■ Stored data
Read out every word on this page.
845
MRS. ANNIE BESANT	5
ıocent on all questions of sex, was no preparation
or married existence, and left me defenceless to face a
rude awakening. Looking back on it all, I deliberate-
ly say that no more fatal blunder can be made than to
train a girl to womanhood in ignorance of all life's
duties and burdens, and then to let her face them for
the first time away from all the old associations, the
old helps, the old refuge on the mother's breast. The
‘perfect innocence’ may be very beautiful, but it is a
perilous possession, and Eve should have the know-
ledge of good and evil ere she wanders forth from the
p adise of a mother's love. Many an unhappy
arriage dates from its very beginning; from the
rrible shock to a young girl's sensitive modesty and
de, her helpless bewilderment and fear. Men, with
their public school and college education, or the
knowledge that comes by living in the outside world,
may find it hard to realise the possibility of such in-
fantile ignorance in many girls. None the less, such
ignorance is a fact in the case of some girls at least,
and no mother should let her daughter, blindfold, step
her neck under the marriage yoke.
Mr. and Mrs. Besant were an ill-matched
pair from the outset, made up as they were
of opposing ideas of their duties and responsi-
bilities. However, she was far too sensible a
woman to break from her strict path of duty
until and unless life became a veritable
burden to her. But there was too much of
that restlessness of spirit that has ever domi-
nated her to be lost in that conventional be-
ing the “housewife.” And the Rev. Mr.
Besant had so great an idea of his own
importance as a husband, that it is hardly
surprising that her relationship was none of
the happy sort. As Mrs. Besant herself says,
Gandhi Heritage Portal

■ Written exercise
Output the listing above exactly as it appears.

■ The response
Read out every word on this page.
845
MRS. ANNIE BESANT	5
ıocent on all questions of sex, was no preparation
or married existence, and left me defenceless to face a
rude awakening. Looking back on it all, I deliberate-
ly say that no more fatal blunder can be made than to
train a girl to womanhood in ignorance of all life's
duties and burdens, and then to let her face them for
the first time away from all the old associations, the
old helps, the old refuge on the mother's breast. The
‘perfect innocence’ may be very beautiful, but it is a
perilous possession, and Eve should have the know-
ledge of good and evil ere she wanders forth from the
p adise of a mother's love. Many an unhappy
arriage dates from its very beginning; from the
rrible shock to a young girl's sensitive modesty and
de, her helpless bewilderment and fear. Men, with
their public school and college education, or the
knowledge that comes by living in the outside world,
may find it hard to realise the possibility of such in-
fantile ignorance in many girls. None the less, such
ignorance is a fact in the case of some girls at least,
and no mother should let her daughter, blindfold, step
her neck under the marriage yoke.
Mr. and Mrs. Besant were an ill-matched
pair from the outset, made up as they were
of opposing ideas of their duties and responsi-
bilities. However, she was far too sensible a
woman to break from her strict path of duty
until and unless life became a veritable
burden to her. But there was too much of
that restlessness of spirit that has ever domi-
nated her to be lost in that conventional be-
ing the “housewife.” And the Rev. Mr.
Besant had so great an idea of his own
importance as a husband, that it is hardly
surprising that her relationship was none of
the happy sort. As Mrs. Besant herself says,
Gandhi Heritage Portal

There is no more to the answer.